**Figure data in JSON:**
^^^^

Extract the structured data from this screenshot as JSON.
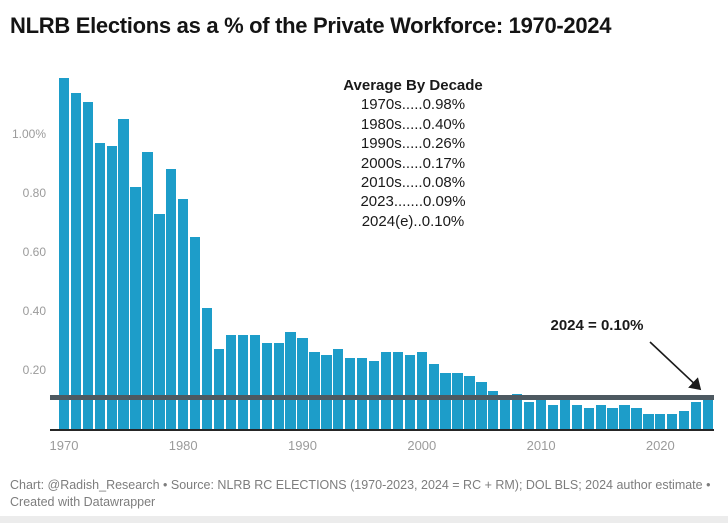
{
  "title": "NLRB Elections as a % of the Private Workforce: 1970-2024",
  "colors": {
    "bar": "#1D9DC9",
    "reference_line": "#4D5961",
    "axis_labels": "#9b9b9b",
    "footer_text": "#7d7d7d"
  },
  "chart_data": {
    "type": "bar",
    "title": "NLRB Elections as a % of the Private Workforce: 1970-2024",
    "xlabel": "",
    "ylabel": "",
    "grid": false,
    "legend": "none",
    "ylim": [
      0,
      1.19
    ],
    "x": [
      1970,
      1971,
      1972,
      1973,
      1974,
      1975,
      1976,
      1977,
      1978,
      1979,
      1980,
      1981,
      1982,
      1983,
      1984,
      1985,
      1986,
      1987,
      1988,
      1989,
      1990,
      1991,
      1992,
      1993,
      1994,
      1995,
      1996,
      1997,
      1998,
      1999,
      2000,
      2001,
      2002,
      2003,
      2004,
      2005,
      2006,
      2007,
      2008,
      2009,
      2010,
      2011,
      2012,
      2013,
      2014,
      2015,
      2016,
      2017,
      2018,
      2019,
      2020,
      2021,
      2022,
      2023,
      2024
    ],
    "values": [
      1.19,
      1.14,
      1.11,
      0.97,
      0.96,
      1.05,
      0.82,
      0.94,
      0.73,
      0.88,
      0.78,
      0.65,
      0.41,
      0.27,
      0.32,
      0.32,
      0.32,
      0.29,
      0.29,
      0.33,
      0.31,
      0.26,
      0.25,
      0.27,
      0.24,
      0.24,
      0.23,
      0.26,
      0.26,
      0.25,
      0.26,
      0.22,
      0.19,
      0.19,
      0.18,
      0.16,
      0.13,
      0.1,
      0.12,
      0.09,
      0.11,
      0.08,
      0.1,
      0.08,
      0.07,
      0.08,
      0.07,
      0.08,
      0.07,
      0.05,
      0.05,
      0.05,
      0.06,
      0.09,
      0.1
    ],
    "y_ticks": [
      {
        "value": 1.0,
        "label": "1.00%"
      },
      {
        "value": 0.8,
        "label": "0.80"
      },
      {
        "value": 0.6,
        "label": "0.60"
      },
      {
        "value": 0.4,
        "label": "0.40"
      },
      {
        "value": 0.2,
        "label": "0.20"
      }
    ],
    "x_ticks": [
      {
        "year": 1970,
        "label": "1970"
      },
      {
        "year": 1980,
        "label": "1980"
      },
      {
        "year": 1990,
        "label": "1990"
      },
      {
        "year": 2000,
        "label": "2000"
      },
      {
        "year": 2010,
        "label": "2010"
      },
      {
        "year": 2020,
        "label": "2020"
      }
    ],
    "reference_line": {
      "value": 0.1
    }
  },
  "annotations": {
    "decade_table": {
      "header": "Average By Decade",
      "rows": [
        "1970s.....0.98%",
        "1980s.....0.40%",
        "1990s.....0.26%",
        "2000s.....0.17%",
        "2010s.....0.08%",
        "2023.......0.09%",
        "2024(e)..0.10%"
      ]
    },
    "callout": {
      "text": "2024 = 0.10%"
    }
  },
  "footer": {
    "text": "Chart: @Radish_Research • Source: NLRB RC ELECTIONS (1970-2023, 2024 = RC + RM); DOL BLS; 2024 author estimate • Created with Datawrapper"
  }
}
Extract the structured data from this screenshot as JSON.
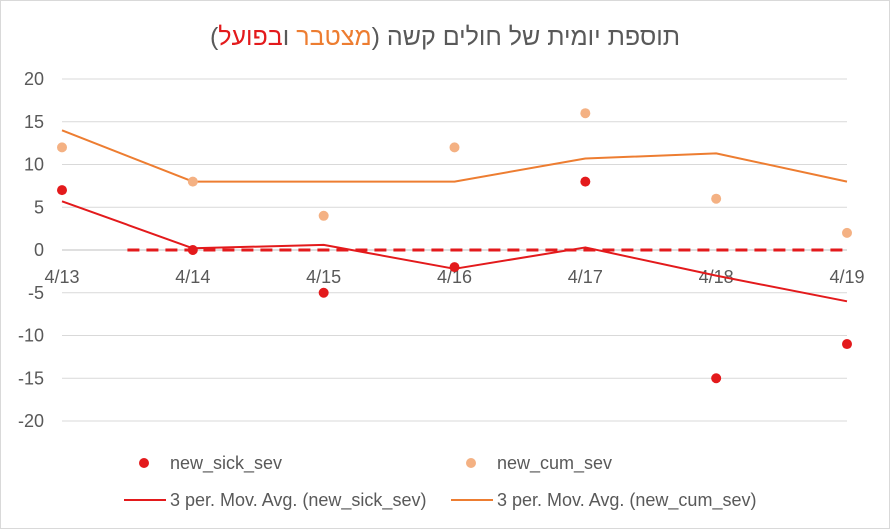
{
  "chart_data": {
    "type": "line",
    "title": {
      "prefix": "תוספת יומית של חולים קשה (",
      "cum_word": "מצטבר",
      "middle": " ו",
      "sick_word": "בפועל",
      "suffix": ")"
    },
    "categories": [
      "4/13",
      "4/14",
      "4/15",
      "4/16",
      "4/17",
      "4/18",
      "4/19"
    ],
    "ylim": [
      -20,
      20
    ],
    "yticks": [
      "20",
      "15",
      "10",
      "5",
      "0",
      "-5",
      "-10",
      "-15",
      "-20"
    ],
    "grid": true,
    "legend_position": "bottom",
    "series": [
      {
        "name": "new_sick_sev",
        "kind": "markers",
        "color": "#e31a1c",
        "values": [
          7,
          0,
          -5,
          -2,
          8,
          -15,
          -11
        ]
      },
      {
        "name": "new_cum_sev",
        "kind": "markers",
        "color": "#f4b183",
        "values": [
          12,
          8,
          4,
          12,
          16,
          6,
          2
        ]
      },
      {
        "name": "3 per. Mov. Avg. (new_sick_sev)",
        "kind": "line",
        "color": "#e31a1c",
        "values": [
          5.7,
          0.2,
          0.6,
          -2.2,
          0.3,
          -3,
          -6
        ]
      },
      {
        "name": "3 per. Mov. Avg. (new_cum_sev)",
        "kind": "line",
        "color": "#ed7d31",
        "values": [
          14,
          8,
          8,
          8,
          10.7,
          11.3,
          8
        ]
      }
    ],
    "reference_line": {
      "value": 0,
      "color": "#e31a1c",
      "style": "dashed"
    },
    "colors": {
      "axis": "#bfbfbf",
      "grid": "#d9d9d9",
      "text": "#595959",
      "title": "#595959",
      "title_cum": "#ed7d31",
      "title_sick": "#e31a1c"
    }
  }
}
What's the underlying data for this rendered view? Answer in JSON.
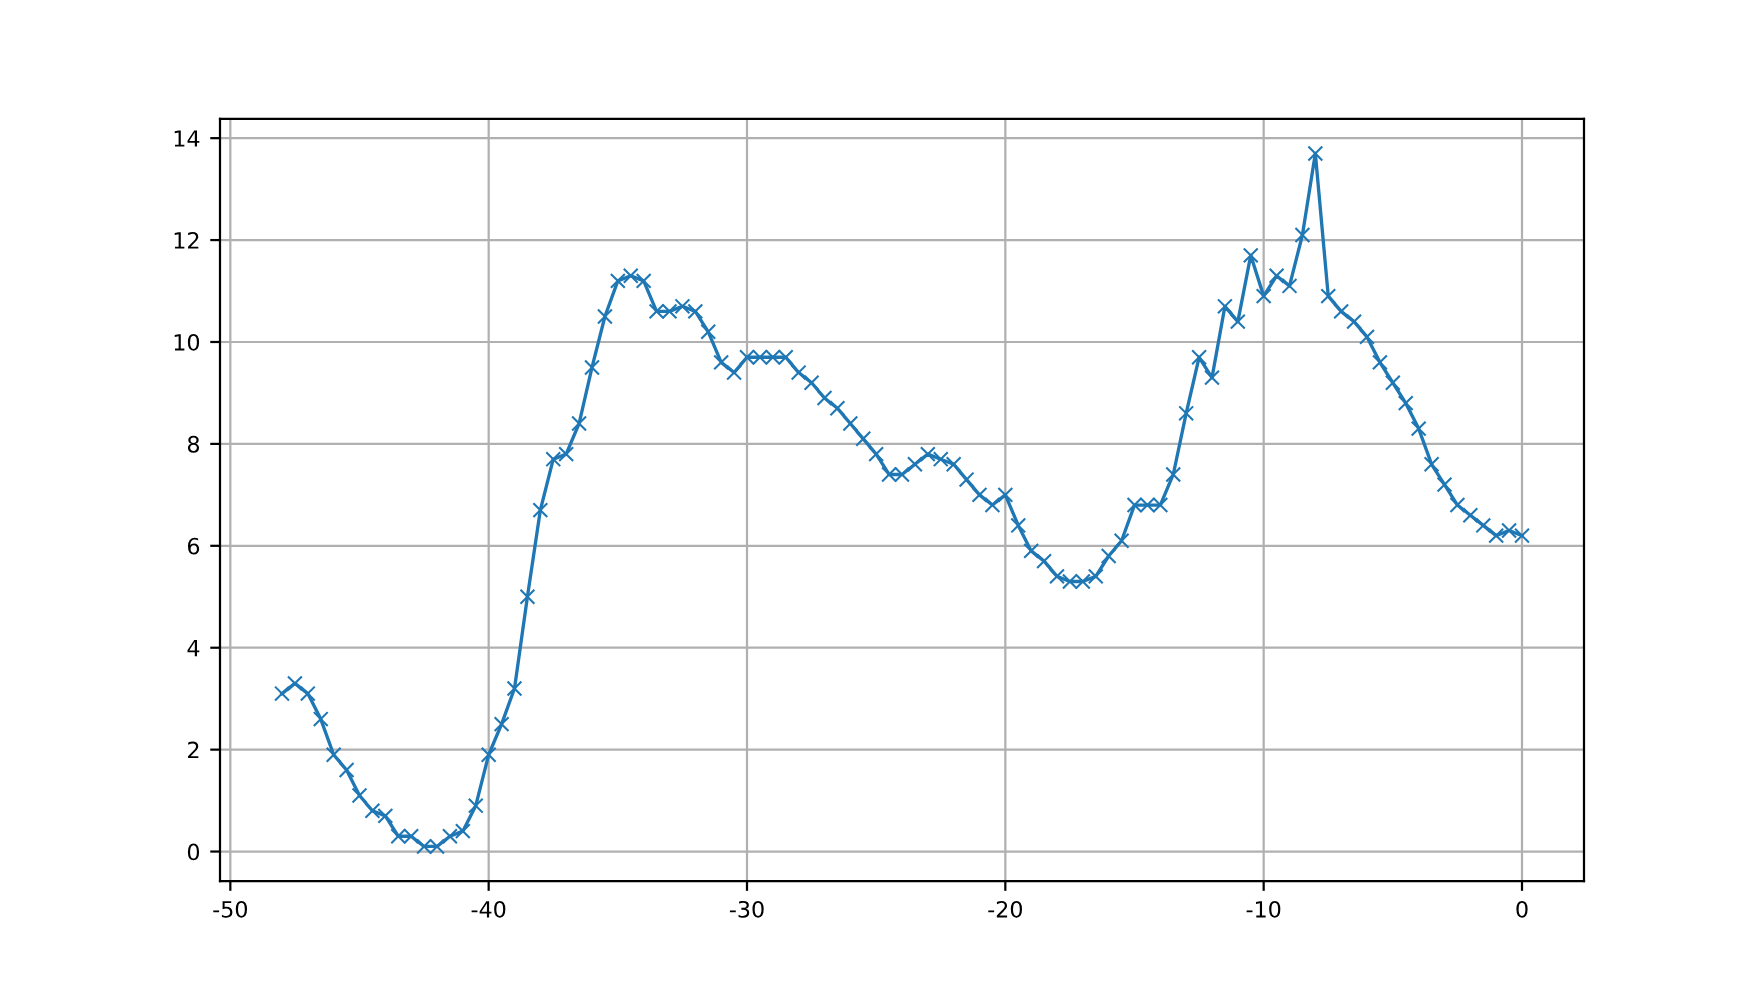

^^^^

**Task to carry out:** Find every line that holds "Private" and copy it.

**Completed exercise:**
  "title": "NLRB Elections as a % of the Private Workforce: 1970-2024",
    "title": "NLRB Elections as a % of the Private Workforce: 1970-2024",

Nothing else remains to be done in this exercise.